***** Record excerpts *****

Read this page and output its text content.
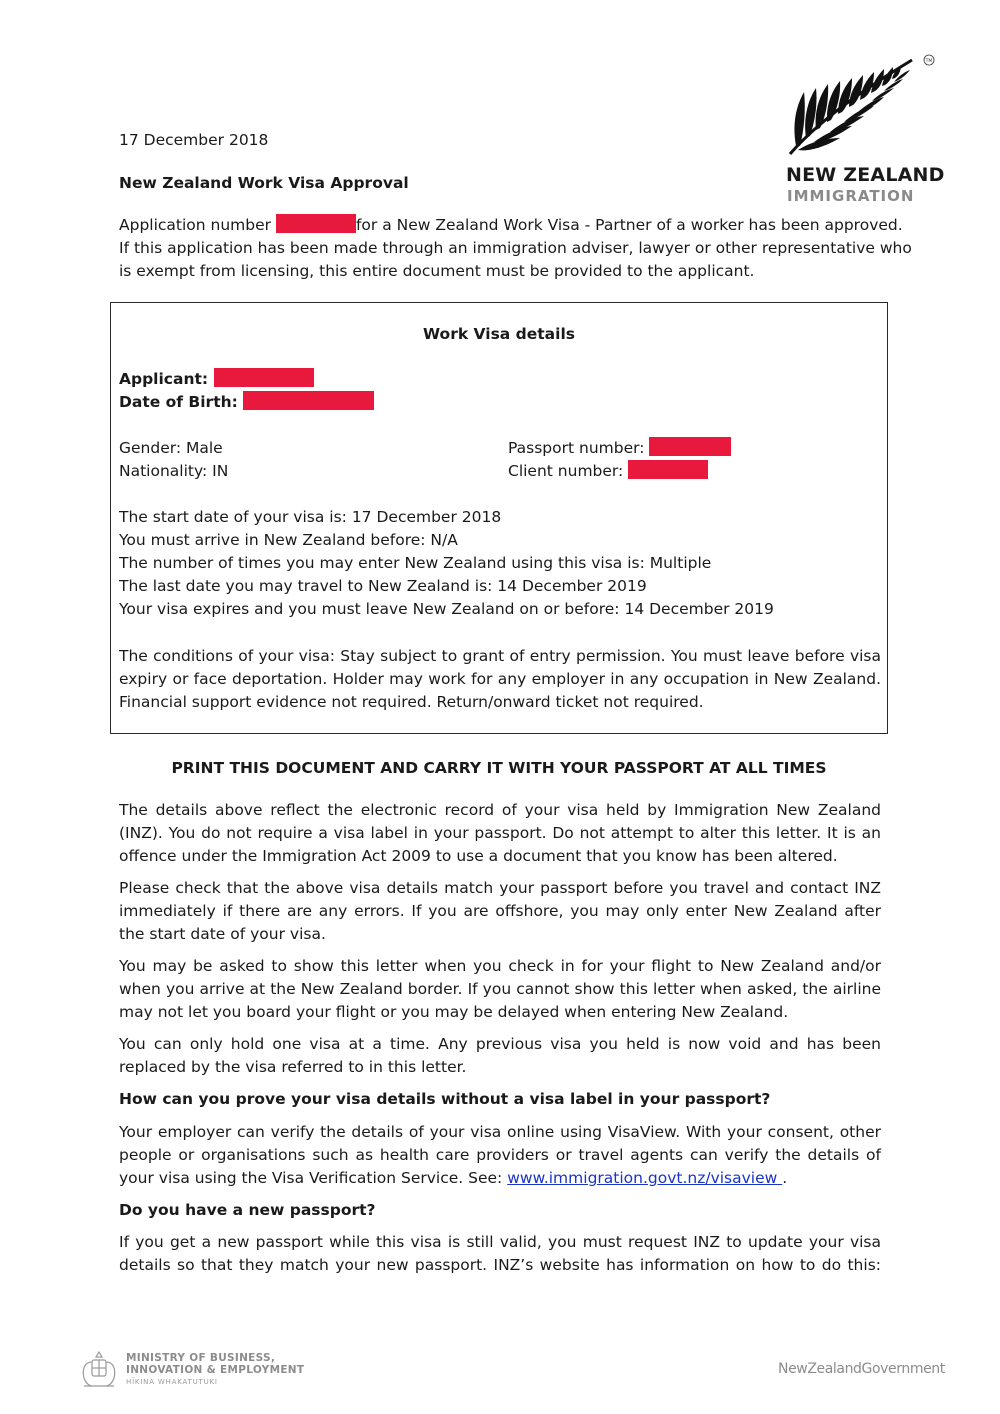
TM
NEW ZEALAND
IMMIGRATION
17 December 2018
New Zealand Work Visa Approval
Application number	for a New Zealand Work Visa - Partner of a worker has been approved.
If this application has been made through an immigration adviser, lawyer or other representative who
is exempt from licensing, this entire document must be provided to the applicant.
Work Visa details
Applicant:
Date of Birth:
Gender: Male
Nationality: IN
Passport number:
Client number:
The start date of your visa is: 17 December 2018
You must arrive in New Zealand before: N/A
The number of times you may enter New Zealand using this visa is: Multiple
The last date you may travel to New Zealand is: 14 December 2019
Your visa expires and you must leave New Zealand on or before: 14 December 2019

The conditions of your visa: Stay subject to grant of entry permission. You must leave before visa expiry or face deportation. Holder may work for any employer in any occupation in New Zealand. Financial support evidence not required. Return/onward ticket not required.

PRINT THIS DOCUMENT AND CARRY IT WITH YOUR PASSPORT AT ALL TIMES

The details above reflect the electronic record of your visa held by Immigration New Zealand (INZ). You do not require a visa label in your passport. Do not attempt to alter this letter. It is an offence under the Immigration Act 2009 to use a document that you know has been altered.

Please check that the above visa details match your passport before you travel and contact INZ immediately if there are any errors. If you are offshore, you may only enter New Zealand after the start date of your visa.

You may be asked to show this letter when you check in for your flight to New Zealand and/or when you arrive at the New Zealand border. If you cannot show this letter when asked, the airline may not let you board your flight or you may be delayed when entering New Zealand.

You can only hold one visa at a time. Any previous visa you held is now void and has been replaced by the visa referred to in this letter.

How can you prove your visa details without a visa label in your passport?

Your employer can verify the details of your visa online using VisaView. With your consent, other people or organisations such as health care providers or travel agents can verify the details of your visa using the Visa Verification Service. See: www.immigration.govt.nz/visaview .

Do you have a new passport?

If you get a new passport while this visa is still valid, you must request INZ to update your visa details so that they match your new passport. INZ’s website has information on how to do this:

MINISTRY OF BUSINESS,
INNOVATION & EMPLOYMENT
HĪKINA WHAKATUTUKI
NewZealandGovernment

*****

▶ _What you should do_
Repeat every record precisely. Any picture among them stays out of the copy.

▶ _Answer in full_
Read this page and output its text content.
TM
NEW ZEALAND
IMMIGRATION
17 December 2018
New Zealand Work Visa Approval
Application number	for a New Zealand Work Visa - Partner of a worker has been approved.
If this application has been made through an immigration adviser, lawyer or other representative who
is exempt from licensing, this entire document must be provided to the applicant.
Work Visa details
Applicant:
Date of Birth:
Gender: Male
Nationality: IN
Passport number:
Client number:
The start date of your visa is: 17 December 2018
You must arrive in New Zealand before: N/A
The number of times you may enter New Zealand using this visa is: Multiple
The last date you may travel to New Zealand is: 14 December 2019
Your visa expires and you must leave New Zealand on or before: 14 December 2019

The conditions of your visa: Stay subject to grant of entry permission. You must leave before visa expiry or face deportation. Holder may work for any employer in any occupation in New Zealand. Financial support evidence not required. Return/onward ticket not required.

PRINT THIS DOCUMENT AND CARRY IT WITH YOUR PASSPORT AT ALL TIMES

The details above reflect the electronic record of your visa held by Immigration New Zealand (INZ). You do not require a visa label in your passport. Do not attempt to alter this letter. It is an offence under the Immigration Act 2009 to use a document that you know has been altered.

Please check that the above visa details match your passport before you travel and contact INZ immediately if there are any errors. If you are offshore, you may only enter New Zealand after the start date of your visa.

You may be asked to show this letter when you check in for your flight to New Zealand and/or when you arrive at the New Zealand border. If you cannot show this letter when asked, the airline may not let you board your flight or you may be delayed when entering New Zealand.

You can only hold one visa at a time. Any previous visa you held is now void and has been replaced by the visa referred to in this letter.

How can you prove your visa details without a visa label in your passport?

Your employer can verify the details of your visa online using VisaView. With your consent, other people or organisations such as health care providers or travel agents can verify the details of your visa using the Visa Verification Service. See: www.immigration.govt.nz/visaview .

Do you have a new passport?

If you get a new passport while this visa is still valid, you must request INZ to update your visa details so that they match your new passport. INZ’s website has information on how to do this:

MINISTRY OF BUSINESS,
INNOVATION & EMPLOYMENT
HĪKINA WHAKATUTUKI
NewZealandGovernment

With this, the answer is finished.